---------- Exercise passage

Speaker: Matthew Pflaum, PhD
Topic: Why do certain people die during conflicts? Identifying socio-spatial factors producing heterogeneous vulnerabilities to violence during the Malian conflict
Time: 21 Nov, 12:15-13:00
Place: Room 744 or ZOOM

The conflict and violence scholarship has mostly examined conflict from the perspective of violent actors in conflicts, rather than victims of it, via studies on borders (OECD/SWAC, 2022; Walther & Miles, 2017), networks, rebels (Salehyan, 2009; Weinstein, 2007), resources (Morelli & Rohner, 2015; van der Ploeg & Rohner, 2012), actor strategies (Liu & Eisner, 2024), and alliances (Christia, 2012; Phillips, 2018), few of which study civilians, vulnerabilities, or heterogeneities. Thus, the conflict scholarship has treated conflict violence as completely determined by actors, utterly disregarding civilian communities and vulnerabilities.  This study challenges the orthodox approaches to studying violence in the case study of the Malian civil war by 1) arguing for heterogeneities in impacts of violence against civilians (VAC), 2) identifying the role of vulnerabilities to these insecurities, and 3) comparing impacts of VAC across civilian communities. This study provides some of the incipient empirical evidence to clarify the impacts of VAC on civilian groups, by identifying and comparing impacts across civilian communities like farmers, traders, herders and different socio-cultural dimensions like gender, perceptions of insecurity, indigeneity, and social status. It demonstrates spatial and statistical variations and heterogeneity in impacts of VAC on civilian communities, identifies several key vulnerabilities to violent impacts, and elucidates the interplay between socio-cultural and spatial factors in violent outcomes. Overall, it provides significant evidence that conflict scholarship must examine heterogeneities in impacts of violence and vulnerabilities of civilians to violence rather than solely emphasizing actors involved in violence. During violence, certain civilians are affected, and this is determined through a combination of actor strategies, targeting, spatiality, and civilian vulnerabilities to violence.

--------------------
---------- Given records

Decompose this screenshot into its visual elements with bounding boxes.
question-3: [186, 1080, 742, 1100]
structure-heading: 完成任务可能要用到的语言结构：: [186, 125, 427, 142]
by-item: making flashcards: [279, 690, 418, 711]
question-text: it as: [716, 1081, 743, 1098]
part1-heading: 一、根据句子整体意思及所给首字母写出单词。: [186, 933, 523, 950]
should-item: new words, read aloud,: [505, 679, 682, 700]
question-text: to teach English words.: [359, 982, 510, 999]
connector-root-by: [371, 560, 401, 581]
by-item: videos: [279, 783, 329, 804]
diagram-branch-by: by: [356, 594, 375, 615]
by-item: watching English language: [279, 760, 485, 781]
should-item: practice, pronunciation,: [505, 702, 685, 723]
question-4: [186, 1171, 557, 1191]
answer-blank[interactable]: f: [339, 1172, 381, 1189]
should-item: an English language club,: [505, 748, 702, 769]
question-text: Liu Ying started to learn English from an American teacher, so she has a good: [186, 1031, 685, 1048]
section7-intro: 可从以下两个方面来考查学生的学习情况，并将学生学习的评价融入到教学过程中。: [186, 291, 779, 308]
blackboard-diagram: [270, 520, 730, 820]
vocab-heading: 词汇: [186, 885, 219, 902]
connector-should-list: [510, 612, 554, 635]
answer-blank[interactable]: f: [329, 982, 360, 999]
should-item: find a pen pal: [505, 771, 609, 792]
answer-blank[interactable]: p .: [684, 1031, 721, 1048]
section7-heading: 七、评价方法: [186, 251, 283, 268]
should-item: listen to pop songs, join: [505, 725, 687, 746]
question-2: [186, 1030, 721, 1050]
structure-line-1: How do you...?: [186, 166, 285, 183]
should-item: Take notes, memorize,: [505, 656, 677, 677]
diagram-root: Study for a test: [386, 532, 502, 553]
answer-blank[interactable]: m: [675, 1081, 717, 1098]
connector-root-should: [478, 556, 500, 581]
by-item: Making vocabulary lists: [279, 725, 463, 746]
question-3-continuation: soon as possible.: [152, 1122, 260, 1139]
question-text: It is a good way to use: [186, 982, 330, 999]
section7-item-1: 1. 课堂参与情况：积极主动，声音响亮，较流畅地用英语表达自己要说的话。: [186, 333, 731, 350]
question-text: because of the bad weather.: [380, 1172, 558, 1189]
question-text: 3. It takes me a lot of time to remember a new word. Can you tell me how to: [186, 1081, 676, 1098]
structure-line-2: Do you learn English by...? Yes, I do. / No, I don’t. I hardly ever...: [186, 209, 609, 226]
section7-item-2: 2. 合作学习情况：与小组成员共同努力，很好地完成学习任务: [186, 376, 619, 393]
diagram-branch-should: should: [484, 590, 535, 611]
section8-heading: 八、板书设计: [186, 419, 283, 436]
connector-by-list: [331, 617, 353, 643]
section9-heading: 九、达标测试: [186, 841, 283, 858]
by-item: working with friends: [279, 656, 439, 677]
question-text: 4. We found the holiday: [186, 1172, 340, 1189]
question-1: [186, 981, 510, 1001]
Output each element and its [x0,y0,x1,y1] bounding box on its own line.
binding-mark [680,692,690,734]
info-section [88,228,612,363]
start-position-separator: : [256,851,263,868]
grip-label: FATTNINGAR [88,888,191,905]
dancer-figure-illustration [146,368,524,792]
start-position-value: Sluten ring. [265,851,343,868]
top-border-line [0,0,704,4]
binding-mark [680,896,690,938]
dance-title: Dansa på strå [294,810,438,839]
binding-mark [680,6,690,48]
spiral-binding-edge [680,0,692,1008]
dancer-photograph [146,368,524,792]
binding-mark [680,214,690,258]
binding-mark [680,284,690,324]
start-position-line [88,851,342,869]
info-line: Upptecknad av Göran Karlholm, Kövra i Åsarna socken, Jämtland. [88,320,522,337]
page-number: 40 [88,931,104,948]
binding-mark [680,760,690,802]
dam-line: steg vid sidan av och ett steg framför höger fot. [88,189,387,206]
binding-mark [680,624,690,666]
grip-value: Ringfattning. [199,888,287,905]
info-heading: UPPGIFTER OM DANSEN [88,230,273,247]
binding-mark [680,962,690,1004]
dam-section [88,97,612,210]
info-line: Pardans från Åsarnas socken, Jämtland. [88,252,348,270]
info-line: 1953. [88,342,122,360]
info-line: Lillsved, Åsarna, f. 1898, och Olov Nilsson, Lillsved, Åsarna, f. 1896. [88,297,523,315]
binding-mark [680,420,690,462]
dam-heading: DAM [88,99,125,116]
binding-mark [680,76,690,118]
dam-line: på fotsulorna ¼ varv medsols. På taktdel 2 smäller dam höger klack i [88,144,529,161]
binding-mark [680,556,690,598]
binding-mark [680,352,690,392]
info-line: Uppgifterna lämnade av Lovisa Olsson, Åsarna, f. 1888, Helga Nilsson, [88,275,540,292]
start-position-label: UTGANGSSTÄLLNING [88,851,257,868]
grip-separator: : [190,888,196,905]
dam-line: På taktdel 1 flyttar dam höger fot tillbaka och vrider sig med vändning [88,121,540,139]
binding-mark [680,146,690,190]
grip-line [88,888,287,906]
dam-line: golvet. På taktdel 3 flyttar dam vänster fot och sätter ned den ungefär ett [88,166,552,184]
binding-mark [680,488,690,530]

--------------------

**What the task requires:** Render this sentence from the talk announcement in French: "During violence, certain civilians are affected, and this is determined through a combination of actor strategies, targeting, spatiality, and civilian vulnerabilities to violence." The records have no connection to the talk announcement.

**Solution to this exercise:** Pendant les violences, certains civils sont touchés, et cela est déterminé par une combinaison de stratégies des acteurs, de ciblage, de spatialité et de vulnérabilités des civils face à la violence.